What to produce >>
Copy out each line of the material below that holds the string "werden".

Records from a collection:

★ ★ ★ ★

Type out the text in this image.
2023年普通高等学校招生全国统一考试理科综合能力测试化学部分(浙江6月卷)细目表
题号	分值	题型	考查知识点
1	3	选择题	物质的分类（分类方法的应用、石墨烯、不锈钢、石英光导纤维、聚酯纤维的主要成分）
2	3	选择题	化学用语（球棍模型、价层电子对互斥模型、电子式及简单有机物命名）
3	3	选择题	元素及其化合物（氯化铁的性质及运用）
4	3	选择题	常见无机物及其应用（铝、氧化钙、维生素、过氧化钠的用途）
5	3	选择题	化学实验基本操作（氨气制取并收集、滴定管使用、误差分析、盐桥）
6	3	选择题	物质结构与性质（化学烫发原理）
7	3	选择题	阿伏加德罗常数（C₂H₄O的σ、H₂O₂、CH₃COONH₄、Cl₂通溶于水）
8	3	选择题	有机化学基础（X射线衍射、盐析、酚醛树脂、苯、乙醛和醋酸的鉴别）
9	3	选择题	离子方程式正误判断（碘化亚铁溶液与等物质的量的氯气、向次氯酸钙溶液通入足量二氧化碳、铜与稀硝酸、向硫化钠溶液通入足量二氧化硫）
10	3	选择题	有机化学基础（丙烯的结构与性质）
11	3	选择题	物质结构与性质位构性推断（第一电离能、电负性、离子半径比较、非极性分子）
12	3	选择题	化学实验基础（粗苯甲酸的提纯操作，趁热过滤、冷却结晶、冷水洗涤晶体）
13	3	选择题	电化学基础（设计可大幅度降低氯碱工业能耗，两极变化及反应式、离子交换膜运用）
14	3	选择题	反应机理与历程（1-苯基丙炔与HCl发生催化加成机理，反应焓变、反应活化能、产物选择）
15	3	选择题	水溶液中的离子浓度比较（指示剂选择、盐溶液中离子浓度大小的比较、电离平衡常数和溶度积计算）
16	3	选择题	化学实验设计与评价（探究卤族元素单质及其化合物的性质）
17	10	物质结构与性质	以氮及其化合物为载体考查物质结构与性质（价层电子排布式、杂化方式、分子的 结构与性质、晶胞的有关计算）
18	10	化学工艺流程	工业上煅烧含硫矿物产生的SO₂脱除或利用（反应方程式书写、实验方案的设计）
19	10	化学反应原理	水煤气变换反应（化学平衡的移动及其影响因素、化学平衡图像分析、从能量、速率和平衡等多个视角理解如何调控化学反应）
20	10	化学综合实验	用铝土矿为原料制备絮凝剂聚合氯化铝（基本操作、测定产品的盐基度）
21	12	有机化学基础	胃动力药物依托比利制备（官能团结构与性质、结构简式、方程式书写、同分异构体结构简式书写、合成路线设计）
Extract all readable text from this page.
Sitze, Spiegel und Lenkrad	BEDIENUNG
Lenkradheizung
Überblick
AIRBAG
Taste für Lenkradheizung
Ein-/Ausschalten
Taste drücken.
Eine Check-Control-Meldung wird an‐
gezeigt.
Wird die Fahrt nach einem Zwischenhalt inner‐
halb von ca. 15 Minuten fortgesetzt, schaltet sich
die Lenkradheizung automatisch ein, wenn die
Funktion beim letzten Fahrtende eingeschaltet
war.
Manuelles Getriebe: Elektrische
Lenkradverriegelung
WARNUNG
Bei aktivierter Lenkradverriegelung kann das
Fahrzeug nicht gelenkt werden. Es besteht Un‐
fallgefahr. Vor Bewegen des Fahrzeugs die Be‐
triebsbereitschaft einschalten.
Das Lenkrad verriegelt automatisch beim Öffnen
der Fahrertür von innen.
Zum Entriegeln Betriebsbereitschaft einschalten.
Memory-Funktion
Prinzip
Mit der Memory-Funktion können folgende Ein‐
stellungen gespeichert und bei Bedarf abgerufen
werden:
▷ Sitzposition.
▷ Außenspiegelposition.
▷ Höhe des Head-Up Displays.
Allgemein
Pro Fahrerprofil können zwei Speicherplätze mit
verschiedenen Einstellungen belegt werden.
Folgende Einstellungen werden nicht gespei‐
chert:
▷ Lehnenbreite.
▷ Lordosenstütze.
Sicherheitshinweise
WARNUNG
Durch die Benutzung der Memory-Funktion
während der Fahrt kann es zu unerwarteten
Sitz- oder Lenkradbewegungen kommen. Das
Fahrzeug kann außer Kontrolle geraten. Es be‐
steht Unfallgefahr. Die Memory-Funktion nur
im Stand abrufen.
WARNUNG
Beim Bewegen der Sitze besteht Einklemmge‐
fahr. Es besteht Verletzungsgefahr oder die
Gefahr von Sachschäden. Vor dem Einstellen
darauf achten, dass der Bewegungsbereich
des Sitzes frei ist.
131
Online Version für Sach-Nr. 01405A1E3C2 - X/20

★ ★ ★ ★

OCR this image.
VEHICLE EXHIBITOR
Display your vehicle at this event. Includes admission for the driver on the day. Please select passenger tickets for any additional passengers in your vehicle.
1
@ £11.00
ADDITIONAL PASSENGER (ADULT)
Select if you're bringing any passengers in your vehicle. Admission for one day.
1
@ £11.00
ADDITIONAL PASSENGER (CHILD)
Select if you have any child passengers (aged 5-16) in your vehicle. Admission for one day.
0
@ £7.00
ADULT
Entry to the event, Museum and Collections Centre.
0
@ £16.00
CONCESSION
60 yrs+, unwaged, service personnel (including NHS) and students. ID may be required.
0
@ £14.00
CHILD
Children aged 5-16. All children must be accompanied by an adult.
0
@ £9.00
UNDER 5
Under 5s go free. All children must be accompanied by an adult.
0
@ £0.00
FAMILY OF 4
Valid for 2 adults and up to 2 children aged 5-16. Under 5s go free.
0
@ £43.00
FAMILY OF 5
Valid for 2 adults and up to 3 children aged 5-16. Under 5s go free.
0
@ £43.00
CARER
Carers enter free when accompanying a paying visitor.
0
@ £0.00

★ ★ ★ ★

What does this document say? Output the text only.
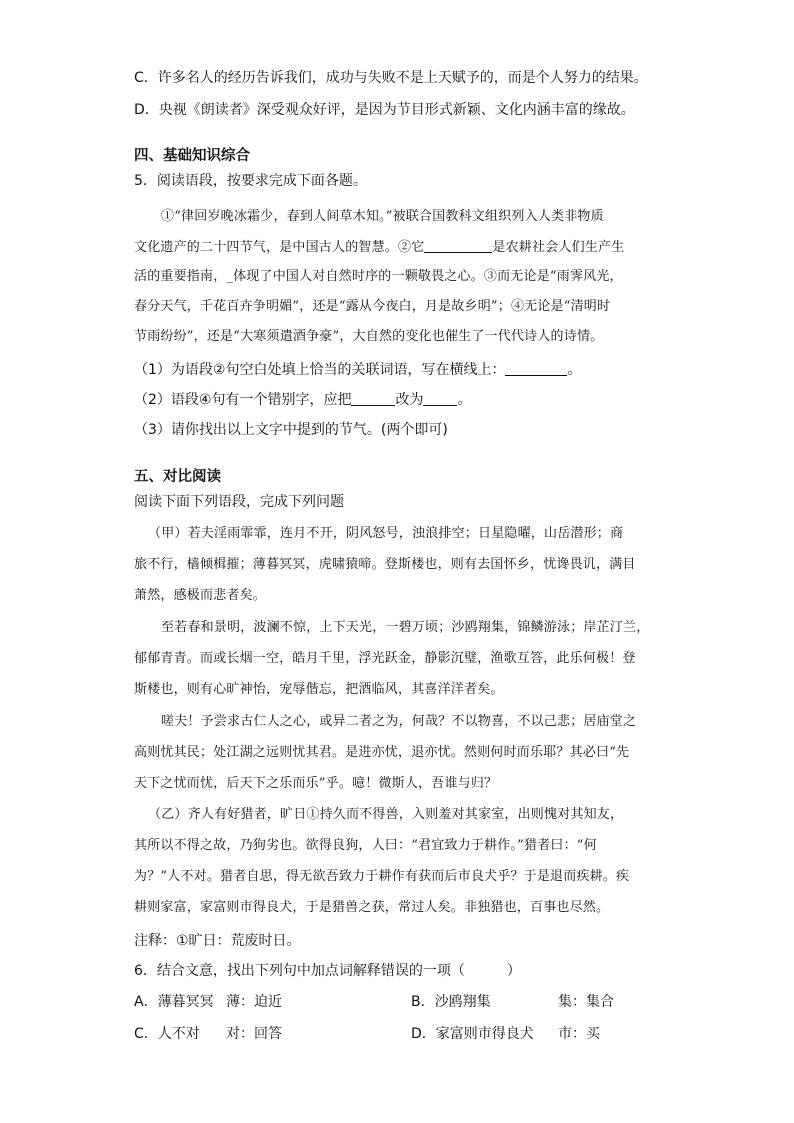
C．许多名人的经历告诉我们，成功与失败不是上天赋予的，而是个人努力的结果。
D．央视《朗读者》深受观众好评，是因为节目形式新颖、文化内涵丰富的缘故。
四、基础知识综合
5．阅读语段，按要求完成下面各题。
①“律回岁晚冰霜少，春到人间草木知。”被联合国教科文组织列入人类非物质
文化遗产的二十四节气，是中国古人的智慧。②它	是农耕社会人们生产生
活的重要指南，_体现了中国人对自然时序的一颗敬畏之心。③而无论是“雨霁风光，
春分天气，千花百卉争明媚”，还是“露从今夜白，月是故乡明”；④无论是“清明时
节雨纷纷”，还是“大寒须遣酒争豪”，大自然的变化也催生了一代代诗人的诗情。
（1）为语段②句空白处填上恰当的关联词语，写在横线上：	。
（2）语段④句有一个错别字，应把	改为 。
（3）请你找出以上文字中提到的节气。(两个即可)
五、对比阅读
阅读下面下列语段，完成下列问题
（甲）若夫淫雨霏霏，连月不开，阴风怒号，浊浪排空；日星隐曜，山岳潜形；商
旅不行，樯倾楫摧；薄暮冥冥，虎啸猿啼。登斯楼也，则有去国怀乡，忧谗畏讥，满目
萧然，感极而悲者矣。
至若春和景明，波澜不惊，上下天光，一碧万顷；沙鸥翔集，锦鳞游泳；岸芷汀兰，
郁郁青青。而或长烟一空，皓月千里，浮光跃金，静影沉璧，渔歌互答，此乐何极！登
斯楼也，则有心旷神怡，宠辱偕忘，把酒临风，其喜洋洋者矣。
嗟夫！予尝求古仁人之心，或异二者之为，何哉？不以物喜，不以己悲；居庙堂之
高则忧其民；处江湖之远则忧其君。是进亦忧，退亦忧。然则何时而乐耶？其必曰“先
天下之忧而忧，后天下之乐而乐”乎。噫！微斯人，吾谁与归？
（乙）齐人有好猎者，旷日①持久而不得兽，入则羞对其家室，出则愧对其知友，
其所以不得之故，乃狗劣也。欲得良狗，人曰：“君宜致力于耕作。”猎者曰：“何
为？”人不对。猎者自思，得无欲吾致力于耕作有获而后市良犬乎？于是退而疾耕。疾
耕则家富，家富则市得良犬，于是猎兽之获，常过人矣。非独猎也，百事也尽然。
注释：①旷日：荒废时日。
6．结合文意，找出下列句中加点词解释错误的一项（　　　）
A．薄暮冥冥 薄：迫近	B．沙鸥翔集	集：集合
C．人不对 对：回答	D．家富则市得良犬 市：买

★ ★ ★ ★

Task solution >>
Fahrzeug nicht gelenkt werden. Es besteht Un‐
werden:
verschiedenen Einstellungen belegt werden.
Folgende Einstellungen werden nicht gespei‐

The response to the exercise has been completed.